• **Exercise objective**
Every record must appear in your copy exactly as written, with no pictures.

• **Records shown**
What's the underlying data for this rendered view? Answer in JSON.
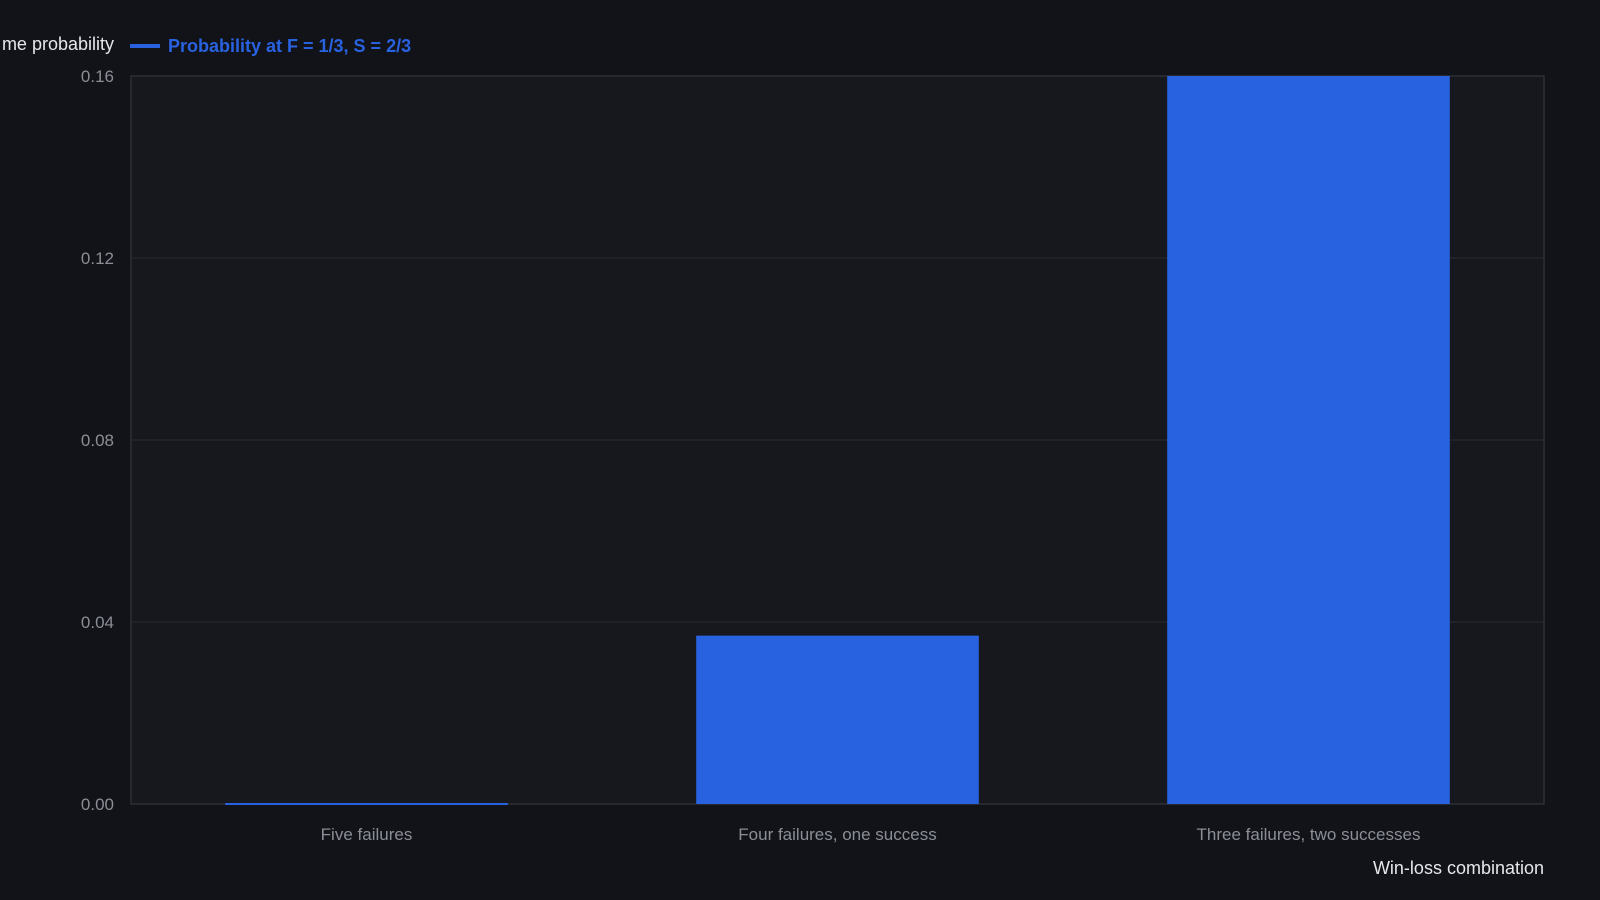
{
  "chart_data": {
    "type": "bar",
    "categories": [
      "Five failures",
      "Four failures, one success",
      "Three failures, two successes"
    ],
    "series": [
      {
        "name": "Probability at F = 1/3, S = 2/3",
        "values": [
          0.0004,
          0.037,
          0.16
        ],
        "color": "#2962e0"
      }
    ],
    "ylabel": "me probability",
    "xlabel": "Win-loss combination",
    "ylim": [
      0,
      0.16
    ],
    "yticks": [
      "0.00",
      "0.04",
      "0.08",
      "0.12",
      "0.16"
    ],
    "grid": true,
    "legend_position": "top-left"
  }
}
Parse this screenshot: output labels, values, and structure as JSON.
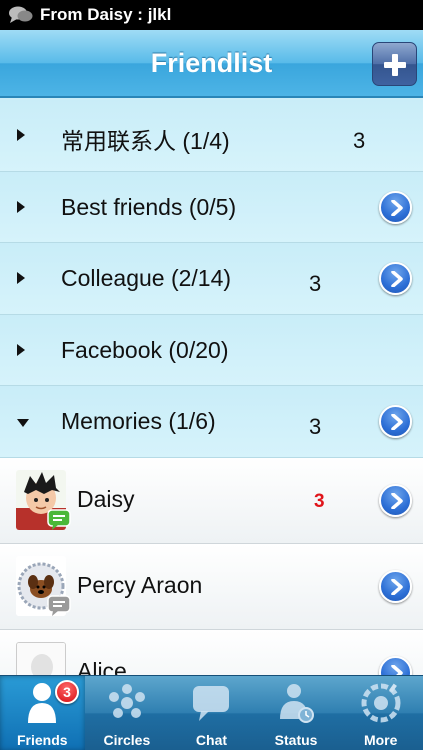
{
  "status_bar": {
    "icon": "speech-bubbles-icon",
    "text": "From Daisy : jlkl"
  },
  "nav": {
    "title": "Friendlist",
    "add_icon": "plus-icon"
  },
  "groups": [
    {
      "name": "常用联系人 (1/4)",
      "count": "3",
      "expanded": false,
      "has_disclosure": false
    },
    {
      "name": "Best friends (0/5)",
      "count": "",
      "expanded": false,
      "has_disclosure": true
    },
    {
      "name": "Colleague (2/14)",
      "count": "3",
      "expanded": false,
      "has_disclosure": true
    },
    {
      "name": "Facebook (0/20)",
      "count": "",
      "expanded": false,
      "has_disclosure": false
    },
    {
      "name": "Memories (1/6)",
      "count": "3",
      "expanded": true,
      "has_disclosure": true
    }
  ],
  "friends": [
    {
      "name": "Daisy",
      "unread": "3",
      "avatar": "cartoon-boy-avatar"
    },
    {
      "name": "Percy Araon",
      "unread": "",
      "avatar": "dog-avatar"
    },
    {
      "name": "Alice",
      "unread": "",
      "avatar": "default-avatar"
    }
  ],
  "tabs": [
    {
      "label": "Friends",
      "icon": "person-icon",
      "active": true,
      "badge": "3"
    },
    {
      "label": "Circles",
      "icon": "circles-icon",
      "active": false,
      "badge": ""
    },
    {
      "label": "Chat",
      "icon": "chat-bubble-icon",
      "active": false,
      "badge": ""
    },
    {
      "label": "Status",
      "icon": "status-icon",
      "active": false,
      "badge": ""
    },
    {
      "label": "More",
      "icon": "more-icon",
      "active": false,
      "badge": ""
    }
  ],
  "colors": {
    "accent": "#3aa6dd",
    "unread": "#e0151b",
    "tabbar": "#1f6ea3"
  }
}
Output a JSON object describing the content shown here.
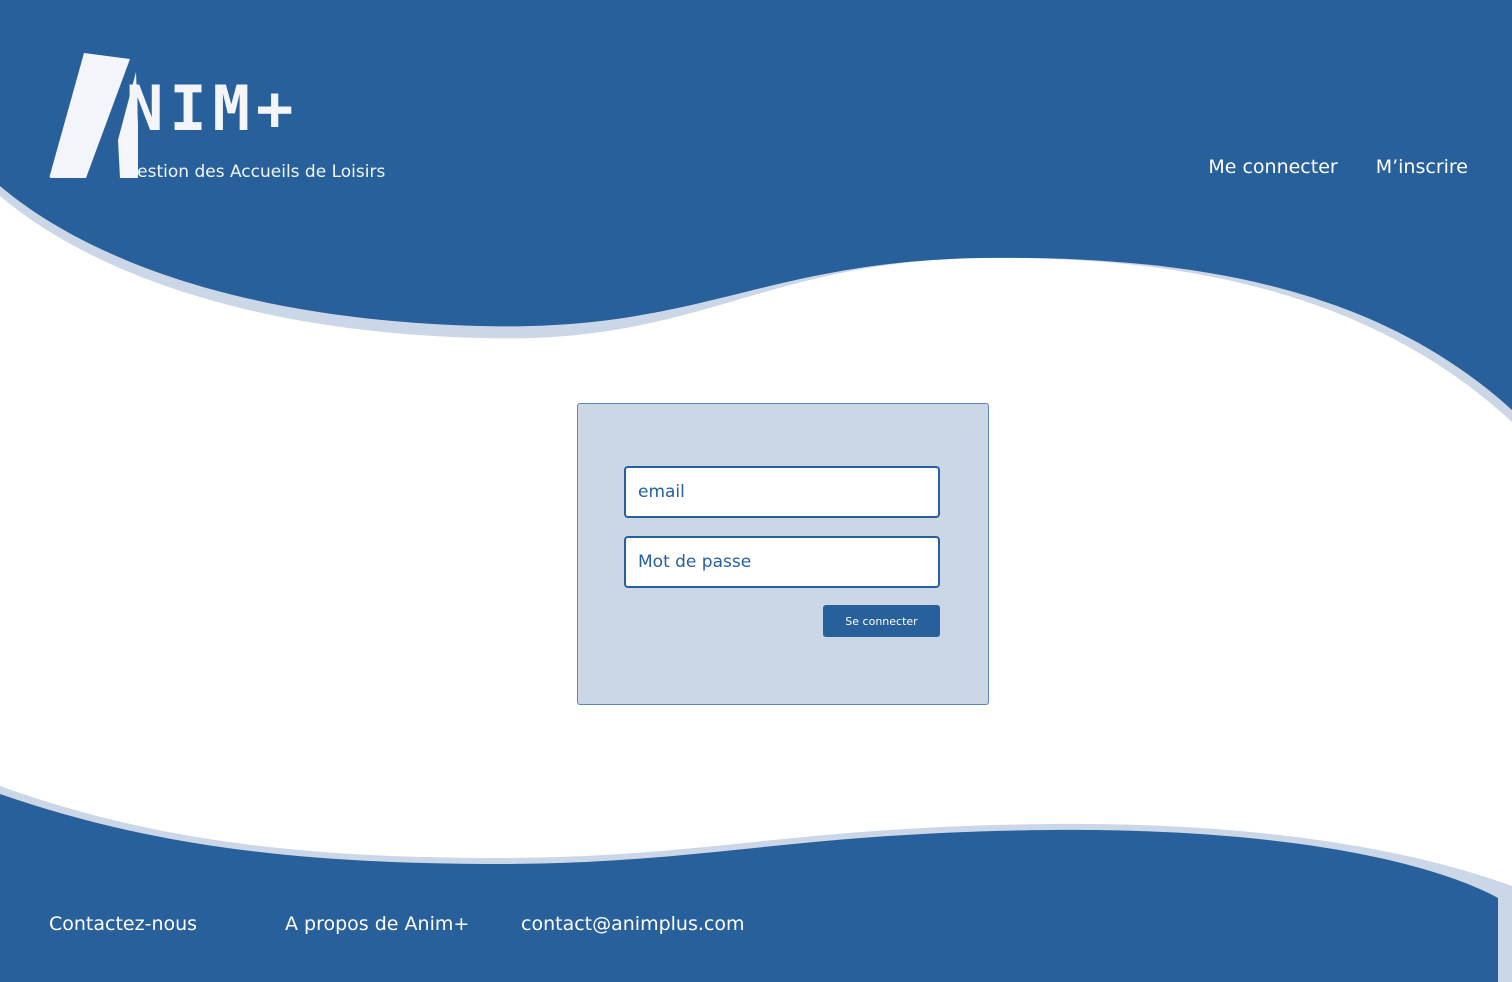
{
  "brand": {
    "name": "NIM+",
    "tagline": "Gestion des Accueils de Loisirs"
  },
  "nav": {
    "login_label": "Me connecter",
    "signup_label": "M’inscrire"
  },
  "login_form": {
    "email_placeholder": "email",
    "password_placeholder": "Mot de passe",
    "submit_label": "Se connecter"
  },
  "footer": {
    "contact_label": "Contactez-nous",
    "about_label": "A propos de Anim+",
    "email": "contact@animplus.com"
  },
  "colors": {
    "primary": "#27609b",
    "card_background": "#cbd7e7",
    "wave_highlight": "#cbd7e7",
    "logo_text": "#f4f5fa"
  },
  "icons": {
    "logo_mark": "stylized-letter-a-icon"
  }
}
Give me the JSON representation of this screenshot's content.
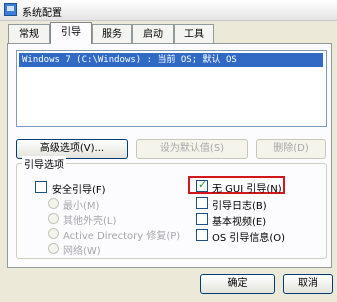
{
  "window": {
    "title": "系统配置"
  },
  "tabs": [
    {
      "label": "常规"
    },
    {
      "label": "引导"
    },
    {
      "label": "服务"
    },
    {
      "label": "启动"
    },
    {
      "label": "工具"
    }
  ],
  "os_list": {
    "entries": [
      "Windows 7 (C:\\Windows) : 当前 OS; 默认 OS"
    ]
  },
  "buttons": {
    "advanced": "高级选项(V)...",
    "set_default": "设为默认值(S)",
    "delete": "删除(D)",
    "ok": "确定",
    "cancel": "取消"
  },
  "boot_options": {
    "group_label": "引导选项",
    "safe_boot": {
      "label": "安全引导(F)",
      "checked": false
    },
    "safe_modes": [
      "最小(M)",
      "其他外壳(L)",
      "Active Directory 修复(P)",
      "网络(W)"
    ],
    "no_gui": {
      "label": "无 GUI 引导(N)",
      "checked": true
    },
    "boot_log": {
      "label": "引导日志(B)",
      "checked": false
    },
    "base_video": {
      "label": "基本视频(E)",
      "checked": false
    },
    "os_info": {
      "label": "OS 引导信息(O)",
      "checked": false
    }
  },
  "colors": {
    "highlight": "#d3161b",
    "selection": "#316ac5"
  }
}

• **Solution for this problem**
What's the underlying data for this rendered view? Answer in JSON.
{
  "chart_data": {
    "type": "bar",
    "categories": [
      "Five failures",
      "Four failures, one success",
      "Three failures, two successes"
    ],
    "series": [
      {
        "name": "Probability at F = 1/3, S = 2/3",
        "values": [
          0.0004,
          0.037,
          0.16
        ],
        "color": "#2962e0"
      }
    ],
    "ylabel": "me probability",
    "xlabel": "Win-loss combination",
    "ylim": [
      0,
      0.16
    ],
    "yticks": [
      "0.00",
      "0.04",
      "0.08",
      "0.12",
      "0.16"
    ],
    "grid": true,
    "legend_position": "top-left"
  }
}
Parse this screenshot: output labels, values, and structure as JSON.
{
  "status_bar": {
    "icon": "speech-bubbles-icon",
    "text": "From Daisy : jlkl"
  },
  "nav": {
    "title": "Friendlist",
    "add_icon": "plus-icon"
  },
  "groups": [
    {
      "name": "常用联系人 (1/4)",
      "count": "3",
      "expanded": false,
      "has_disclosure": false
    },
    {
      "name": "Best friends (0/5)",
      "count": "",
      "expanded": false,
      "has_disclosure": true
    },
    {
      "name": "Colleague (2/14)",
      "count": "3",
      "expanded": false,
      "has_disclosure": true
    },
    {
      "name": "Facebook (0/20)",
      "count": "",
      "expanded": false,
      "has_disclosure": false
    },
    {
      "name": "Memories (1/6)",
      "count": "3",
      "expanded": true,
      "has_disclosure": true
    }
  ],
  "friends": [
    {
      "name": "Daisy",
      "unread": "3",
      "avatar": "cartoon-boy-avatar"
    },
    {
      "name": "Percy Araon",
      "unread": "",
      "avatar": "dog-avatar"
    },
    {
      "name": "Alice",
      "unread": "",
      "avatar": "default-avatar"
    }
  ],
  "tabs": [
    {
      "label": "Friends",
      "icon": "person-icon",
      "active": true,
      "badge": "3"
    },
    {
      "label": "Circles",
      "icon": "circles-icon",
      "active": false,
      "badge": ""
    },
    {
      "label": "Chat",
      "icon": "chat-bubble-icon",
      "active": false,
      "badge": ""
    },
    {
      "label": "Status",
      "icon": "status-icon",
      "active": false,
      "badge": ""
    },
    {
      "label": "More",
      "icon": "more-icon",
      "active": false,
      "badge": ""
    }
  ],
  "colors": {
    "accent": "#3aa6dd",
    "unread": "#e0151b",
    "tabbar": "#1f6ea3"
  }
}
Output a JSON object describing the content shown here.
{
  "brand": {
    "name": "NIM+",
    "tagline": "Gestion des Accueils de Loisirs"
  },
  "nav": {
    "login_label": "Me connecter",
    "signup_label": "M’inscrire"
  },
  "login_form": {
    "email_placeholder": "email",
    "password_placeholder": "Mot de passe",
    "submit_label": "Se connecter"
  },
  "footer": {
    "contact_label": "Contactez-nous",
    "about_label": "A propos de Anim+",
    "email": "contact@animplus.com"
  },
  "colors": {
    "primary": "#27609b",
    "card_background": "#cbd7e7",
    "wave_highlight": "#cbd7e7",
    "logo_text": "#f4f5fa"
  },
  "icons": {
    "logo_mark": "stylized-letter-a-icon"
  }
}
Give me the JSON representation of this screenshot's content.
{
  "window": {
    "title": "系统配置"
  },
  "tabs": [
    {
      "label": "常规"
    },
    {
      "label": "引导"
    },
    {
      "label": "服务"
    },
    {
      "label": "启动"
    },
    {
      "label": "工具"
    }
  ],
  "os_list": {
    "entries": [
      "Windows 7 (C:\\Windows) : 当前 OS; 默认 OS"
    ]
  },
  "buttons": {
    "advanced": "高级选项(V)...",
    "set_default": "设为默认值(S)",
    "delete": "删除(D)",
    "ok": "确定",
    "cancel": "取消"
  },
  "boot_options": {
    "group_label": "引导选项",
    "safe_boot": {
      "label": "安全引导(F)",
      "checked": false
    },
    "safe_modes": [
      "最小(M)",
      "其他外壳(L)",
      "Active Directory 修复(P)",
      "网络(W)"
    ],
    "no_gui": {
      "label": "无 GUI 引导(N)",
      "checked": true
    },
    "boot_log": {
      "label": "引导日志(B)",
      "checked": false
    },
    "base_video": {
      "label": "基本视频(E)",
      "checked": false
    },
    "os_info": {
      "label": "OS 引导信息(O)",
      "checked": false
    }
  },
  "colors": {
    "highlight": "#d3161b",
    "selection": "#316ac5"
  }
}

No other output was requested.